ページ抜粋:

ミハイル・ボンチ=ブルエヴィッチ
ミハイル・ドミートリエヴィッチ・ボンチ=ブルエヴィッチ(ロシア語: Михаил Дмитриевич Бонч-Бруевич、1870年2月24日 - 1956年8月3日)は、ロシア帝国、ソビエト連邦の軍人。ロシア帝国軍時代は少将、労農赤軍では中将。
貴族出身。弟のウラジーミル・ボンチ=ブルエヴィッチは共産党の活動家。
経歴
編集1891年、モスクワ・コンスタンチン境界大学を卒業。
軍歴
編集- 1892年 - モスクワ歩兵士官学校軍事教員課程を修了
- 1898年 - 参謀本部アカデミーを卒業
- 1913年 - 大佐に昇進
- 1914年 - 歩兵連隊長
- 1914年8月~9月 - 南西戦線第3軍本部補給総監
- 1915年1月 - 少将に昇進
- 1915年4月 - 第6軍参謀長(ペトログラード)
- ~1916年2月 - 北部戦線参謀長
- 1916年3月 - プスコフ守備隊長
ロシア革命
編集二月革命後、プスコフ・ソビエトと接触を取って協力し、「ソビエトの将軍」(ロシア語: советский генерал)のあだ名を得た。ラーヴル・コルニーロフ将軍の行動時、将兵間の紛争を防止するために、戦線政治委員サヴィツキーと協力した。8月29日、コルニーロフ支持の立場を取った北部戦線総司令官V.クレムボフスキーは臨時政府により更迭され、ボンチ=ブルエヴィッチが総司令官臨時代行に任命された。この際、コルニーロフ派の第3騎兵軍団長P.クラスノフをプスコフで拘束した。ボンチ=ブルエヴィッチは、総司令官臨時代行就任に当たって、「敵は我々の前に肉薄し、近い内に決定的打撃を行う準備をしている。北部戦線の軍が艦隊と協同して敵に決定的抵抗を示さなければ、我が祖国の死は避けられないだろう」との命令を下達した。9月9日、総司令官職をV.チェレミソフと交代し、最高司令官付となった。スタフカ着任後、モギリョフ・ソビエトと連絡を取り、モギリョフ守備隊長となる。

問題 A: エントリの先頭の行から「timestamp-divider: WED AT 20:07」を含む行までを、両端の行も含めて一字一句変えずに抜き出してください。

提供資料:

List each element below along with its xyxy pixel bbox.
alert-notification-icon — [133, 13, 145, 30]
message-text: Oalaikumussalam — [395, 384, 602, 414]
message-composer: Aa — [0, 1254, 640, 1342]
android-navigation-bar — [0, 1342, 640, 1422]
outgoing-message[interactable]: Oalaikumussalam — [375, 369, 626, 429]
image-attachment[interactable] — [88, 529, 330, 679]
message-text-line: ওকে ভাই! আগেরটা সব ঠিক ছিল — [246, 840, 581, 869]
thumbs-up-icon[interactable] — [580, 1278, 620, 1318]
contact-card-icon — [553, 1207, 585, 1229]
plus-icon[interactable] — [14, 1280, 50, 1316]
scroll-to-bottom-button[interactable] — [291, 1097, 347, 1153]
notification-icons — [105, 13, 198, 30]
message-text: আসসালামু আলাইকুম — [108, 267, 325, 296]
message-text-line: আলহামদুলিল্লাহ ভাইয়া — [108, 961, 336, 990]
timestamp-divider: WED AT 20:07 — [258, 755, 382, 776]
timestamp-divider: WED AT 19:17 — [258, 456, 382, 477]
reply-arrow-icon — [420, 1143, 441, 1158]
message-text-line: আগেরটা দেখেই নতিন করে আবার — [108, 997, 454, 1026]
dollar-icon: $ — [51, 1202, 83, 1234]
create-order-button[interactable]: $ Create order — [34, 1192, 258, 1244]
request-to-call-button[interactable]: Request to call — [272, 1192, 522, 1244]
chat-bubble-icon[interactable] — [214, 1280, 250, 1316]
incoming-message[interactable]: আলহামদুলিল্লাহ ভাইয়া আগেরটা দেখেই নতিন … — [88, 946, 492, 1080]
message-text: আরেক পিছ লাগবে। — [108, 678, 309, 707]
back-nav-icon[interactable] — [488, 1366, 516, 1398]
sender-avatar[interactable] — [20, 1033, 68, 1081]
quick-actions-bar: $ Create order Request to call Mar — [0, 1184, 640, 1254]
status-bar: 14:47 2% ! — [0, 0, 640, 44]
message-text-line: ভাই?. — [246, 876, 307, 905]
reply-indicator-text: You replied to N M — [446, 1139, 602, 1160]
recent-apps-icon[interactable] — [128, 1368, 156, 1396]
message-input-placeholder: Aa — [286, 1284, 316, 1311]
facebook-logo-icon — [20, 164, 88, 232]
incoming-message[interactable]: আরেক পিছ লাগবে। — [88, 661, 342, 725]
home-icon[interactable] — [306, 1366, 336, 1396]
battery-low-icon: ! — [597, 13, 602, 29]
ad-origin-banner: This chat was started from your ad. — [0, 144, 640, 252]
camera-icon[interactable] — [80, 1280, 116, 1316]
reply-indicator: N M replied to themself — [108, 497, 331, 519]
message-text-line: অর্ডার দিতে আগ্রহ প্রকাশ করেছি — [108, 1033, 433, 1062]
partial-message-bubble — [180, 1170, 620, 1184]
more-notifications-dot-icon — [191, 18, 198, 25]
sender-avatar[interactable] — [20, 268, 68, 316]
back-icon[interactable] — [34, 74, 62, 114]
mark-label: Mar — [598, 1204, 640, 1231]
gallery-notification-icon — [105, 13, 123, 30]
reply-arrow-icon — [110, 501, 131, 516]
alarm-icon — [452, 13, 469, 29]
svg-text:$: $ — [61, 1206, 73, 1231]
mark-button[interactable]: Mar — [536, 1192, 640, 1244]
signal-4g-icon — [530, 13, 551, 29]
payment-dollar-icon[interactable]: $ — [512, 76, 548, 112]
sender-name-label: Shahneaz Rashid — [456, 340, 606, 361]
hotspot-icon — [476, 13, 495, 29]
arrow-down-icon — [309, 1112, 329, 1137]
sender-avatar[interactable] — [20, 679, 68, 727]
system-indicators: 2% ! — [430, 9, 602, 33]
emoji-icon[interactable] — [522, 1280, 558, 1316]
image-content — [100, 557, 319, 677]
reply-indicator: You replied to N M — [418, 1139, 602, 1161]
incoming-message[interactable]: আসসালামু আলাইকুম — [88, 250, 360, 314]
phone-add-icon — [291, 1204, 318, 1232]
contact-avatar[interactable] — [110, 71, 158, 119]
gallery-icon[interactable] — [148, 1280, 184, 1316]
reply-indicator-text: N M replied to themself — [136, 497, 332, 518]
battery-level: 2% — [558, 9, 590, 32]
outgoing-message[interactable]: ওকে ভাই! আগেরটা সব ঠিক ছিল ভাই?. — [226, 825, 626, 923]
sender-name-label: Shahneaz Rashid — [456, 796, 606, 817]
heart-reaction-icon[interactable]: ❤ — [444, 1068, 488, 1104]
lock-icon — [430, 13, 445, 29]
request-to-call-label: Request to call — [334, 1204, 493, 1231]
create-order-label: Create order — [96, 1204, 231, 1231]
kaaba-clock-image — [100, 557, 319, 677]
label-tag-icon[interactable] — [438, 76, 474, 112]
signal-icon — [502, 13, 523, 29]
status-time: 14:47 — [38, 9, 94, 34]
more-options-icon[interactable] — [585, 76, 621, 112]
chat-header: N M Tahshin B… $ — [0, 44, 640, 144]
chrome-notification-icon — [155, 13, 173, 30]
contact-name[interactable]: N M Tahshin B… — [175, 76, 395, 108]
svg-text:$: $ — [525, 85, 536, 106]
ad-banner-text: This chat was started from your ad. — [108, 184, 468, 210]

問題 B: ページ抜粋によると、ラーヴル・コルニーロフ将軍の行動時にボンチ=ブルエヴィッチが戦線政治委員サヴィツキーと協力したのは何のためか。1〜3文で説明せよ。

解答例 A:
List each element below along with its xyxy pixel bbox.
alert-notification-icon — [133, 13, 145, 30]
message-text: Oalaikumussalam — [395, 384, 602, 414]
message-composer: Aa — [0, 1254, 640, 1342]
android-navigation-bar — [0, 1342, 640, 1422]
outgoing-message[interactable]: Oalaikumussalam — [375, 369, 626, 429]
image-attachment[interactable] — [88, 529, 330, 679]
message-text-line: ওকে ভাই! আগেরটা সব ঠিক ছিল — [246, 840, 581, 869]
thumbs-up-icon[interactable] — [580, 1278, 620, 1318]
contact-card-icon — [553, 1207, 585, 1229]
plus-icon[interactable] — [14, 1280, 50, 1316]
scroll-to-bottom-button[interactable] — [291, 1097, 347, 1153]
notification-icons — [105, 13, 198, 30]
message-text: আসসালামু আলাইকুম — [108, 267, 325, 296]
message-text-line: আলহামদুলিল্লাহ ভাইয়া — [108, 961, 336, 990]
timestamp-divider: WED AT 20:07 — [258, 755, 382, 776]

解答例 B: 将兵間の紛争を防止するためである。